● **OBJECTIVE**: Copy out each line of the data holding "implica".

● **DATA SHOWN**:
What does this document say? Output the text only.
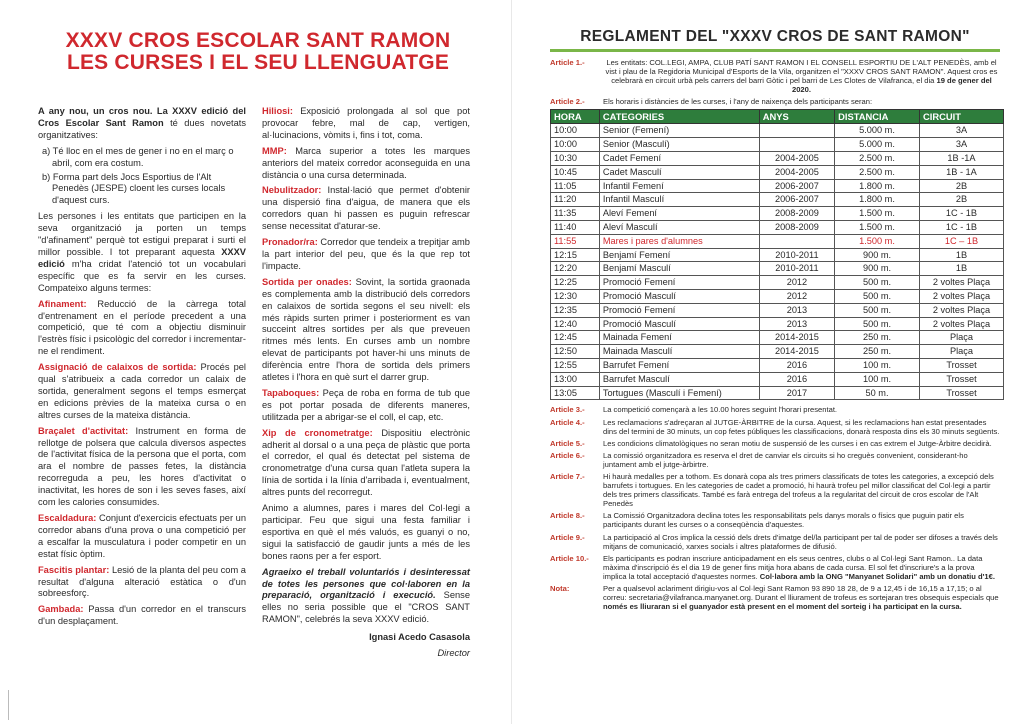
XXXV CROS ESCOLAR SANT RAMON
LES CURSES I EL SEU LLENGUATGE

A any nou, un cros nou. La XXXV edició del Cros Escolar Sant Ramon té dues novetats organitzatives:

a) Té lloc en el mes de gener i no en el març o abril, com era costum.
b) Forma part dels Jocs Esportius de l'Alt Penedès (JESPE) cloent les curses locals d'aquest curs.

Les persones i les entitats que participen en la seva organització ja porten un temps "d'afinament" perquè tot estigui preparat i surti el millor possible. I tot preparant aquesta XXXV edició m'ha cridat l'atenció tot un vocabulari específic que es fa servir en les curses. Compateixo alguns termes:

Afinament: Reducció de la càrrega total d'entrenament en el període precedent a una competició, que té com a objectiu disminuir l'estrès físic i psicològic del corredor i incrementar-ne el rendiment.

Assignació de calaixos de sortida: Procés pel qual s'atribueix a cada corredor un calaix de sortida, generalment segons el temps esmerçat en edicions prèvies de la mateixa cursa o en altres curses de la mateixa distància.

Braçalet d'activitat: Instrument en forma de rellotge de polsera que calcula diversos aspectes de l'activitat física de la persona que el porta, com ara el nombre de passes fetes, la distància recorreguda a peu, les hores d'activitat o inactivitat, les hores de son i les seves fases, així com les calories consumides.

Escaldadura: Conjunt d'exercicis efectuats per un corredor abans d'una prova o una competició per a escalfar la musculatura i poder competir en un estat físic òptim.

Fascitis plantar: Lesió de la planta del peu com a resultat d'alguna alteració estàtica o d'un sobreesforç.

Gambada: Passa d'un corredor en el transcurs d'un desplaçament.

Hiliosi: Exposició prolongada al sol que pot provocar febre, mal de cap, vertigen, al·lucinacions, vòmits i, fins i tot, coma.

MMP: Marca superior a totes les marques anteriors del mateix corredor aconseguida en una distància o una cursa determinada.

Nebulitzador: Instal·lació que permet d'obtenir una dispersió fina d'aigua, de manera que els corredors quan hi passen es puguin refrescar sense necessitat d'aturar-se.

Pronador/ra: Corredor que tendeix a trepitjar amb la part interior del peu, que és la que rep tot l'impacte.

Sortida per onades: Sovint, la sortida graonada es complementa amb la distribució dels corredors en calaixos de sortida segons el seu nivell: els més ràpids surten primer i posteriorment es van succeint altres sortides per als que preveuen ritmes més lents. En curses amb un nombre elevat de participants pot haver-hi uns minuts de diferència entre l'hora de sortida dels primers atletes i l'hora en què surt el darrer grup.

Tapaboques: Peça de roba en forma de tub que es pot portar posada de diferents maneres, utilitzada per a abrigar-se el coll, el cap, etc.

Xip de cronometratge: Dispositiu electrònic adherit al dorsal o a una peça de plàstic que porta el corredor, el qual és detectat pel sistema de cronometratge d'una cursa quan l'atleta supera la línia de sortida i la línia d'arribada i, eventualment, altres punts del recorregut.

Animo a alumnes, pares i mares del Col·legi a participar. Feu que sigui una festa familiar i esportiva en què el més valuós, es guanyi o no, sigui la satisfacció de gaudir junts a més de les bones raons per a fer esport.

Agraeixo el treball voluntariós i desinteressat de totes les persones que col·laboren en la preparació, organització i execució. Sense elles no seria possible que el "CROS SANT RAMON", celebrés la seva XXXV edició.

Ignasi Acedo Casasola

Director

REGLAMENT DEL "XXXV CROS DE SANT RAMON"
Article 1.-	Les entitats: COL.LEGI, AMPA, CLUB PATÍ SANT RAMON I EL CONSELL ESPORTIU DE L'ALT PENEDÈS, amb el vist i plau de la Regidoria Municipal d'Esports de la Vila, organitzen el "XXXV CROS SANT RAMON". Aquest cros es celebrarà en circuit urbà pels carrers del barri Gòtic i pel barri de Les Clotes de Vilafranca, el dia 19 de gener del 2020.
Article 2.-	Els horaris i distàncies de les curses, i l'any de naixença dels participants seran:
HORA	CATEGORIES	ANYS	DISTANCIA	CIRCUIT
10:00	Senior (Femení)		5.000 m.	3A
10:00	Senior (Masculí)		5.000 m.	3A
10:30	Cadet Femení	2004-2005	2.500 m.	1B -1A
10:45	Cadet Masculí	2004-2005	2.500 m.	1B - 1A
11:05	Infantil Femení	2006-2007	1.800 m.	2B
11:20	Infantil Masculí	2006-2007	1.800 m.	2B
11:35	Aleví Femení	2008-2009	1.500 m.	1C - 1B
11:40	Aleví Masculí	2008-2009	1.500 m.	1C - 1B
11:55	Mares i pares d'alumnes		1.500 m.	1C – 1B
12:15	Benjamí Femení	2010-2011	900 m.	1B
12:20	Benjamí Masculí	2010-2011	900 m.	1B
12:25	Promoció Femení	2012	500 m.	2 voltes Plaça
12:30	Promoció Masculí	2012	500 m.	2 voltes Plaça
12:35	Promoció Femení	2013	500 m.	2 voltes Plaça
12:40	Promoció Masculí	2013	500 m.	2 voltes Plaça
12:45	Mainada Femení	2014-2015	250 m.	Plaça
12:50	Mainada Masculí	2014-2015	250 m.	Plaça
12:55	Barrufet Femení	2016	100 m.	Trosset
13:00	Barrufet Masculí	2016	100 m.	Trosset
13:05	Tortugues (Masculí i Femení)	2017	50 m.	Trosset
Article 3.-	La competició començarà a les 10.00 hores seguint l'horari presentat.
Article 4.-	Les reclamacions s'adreçaran al JUTGE-ÀRBITRE de la cursa. Aquest, si les reclamacions han estat presentades dins del termini de 30 minuts, un cop fetes públiques les classificacions, donarà resposta dins els 30 minuts següents.
Article 5.-	Les condicions climatològiques no seran motiu de suspensió de les curses i en cas extrem el Jutge-Àrbitre decidirà.
Article 6.-	La comissió organitzadora es reserva el dret de canviar els circuits si ho creguès convenient, considerant-ho juntament amb el jutge-àrbirtre.
Article 7.-	Hi haurà medalles per a tothom. Es donarà copa als tres primers classificats de totes les categories, a excepció dels barrufets i tortugues. En les categories de cadet a promoció, hi haurà trofeu pel millor classificat del Col·legi a partir dels tres primers classificats. També es farà entrega del trofeus a la regularitat del circuit de cros escolar de l'Alt Penedès
Article 8.-	La Comissió Organitzadora declina totes les responsabilitats pels danys morals o físics que puguin patir els participants durant les curses o a conseqüència d'aquestes.
Article 9.-	La participació al Cros implica la cessió dels drets d'imatge del/la participant per tal de poder ser difoses a través dels mitjans de comunicació, xarxes socials i altres plataformes de difusió.
Article 10.-	Els participants es podran inscriure anticipadament en els seus centres, clubs o al Col·legi Sant Ramon.. La data màxima d'inscripció és el dia 19 de gener fins mitja hora abans de cada cursa. El sol fet d'inscriure's a la prova implica la total acceptació d'aquestes normes. Col·labora amb la ONG "Manyanet Solidari" amb un donatiu d'1€.
Nota:	Per a qualsevol aclariment dirigiu-vos al Col·legi Sant Ramon 93 890 18 28, de 9 a 12,45 i de 16,15 a 17,15; o al correu: secretaria@vilafranca.manyanet.org. Durant el lliurament de trofeus es sortejaran tres obsequis especials que només es lliuraran si el guanyador està present en el moment del sorteig i ha participat en la cursa.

● **SOLUTION TO THIS EXERCISE**:
Article 9.-	La participació al Cros implica la cessió dels drets d'imatge del/la participant per tal de poder ser difoses a través dels mitjans de comunicació, xarxes socials i altres plataformes de difusió.
Article 10.-	Els participants es podran inscriure anticipadament en els seus centres, clubs o al Col·legi Sant Ramon.. La data màxima d'inscripció és el dia 19 de gener fins mitja hora abans de cada cursa. El sol fet d'inscriure's a la prova implica la total acceptació d'aquestes normes. Col·labora amb la ONG "Manyanet Solidari" amb un donatiu d'1€.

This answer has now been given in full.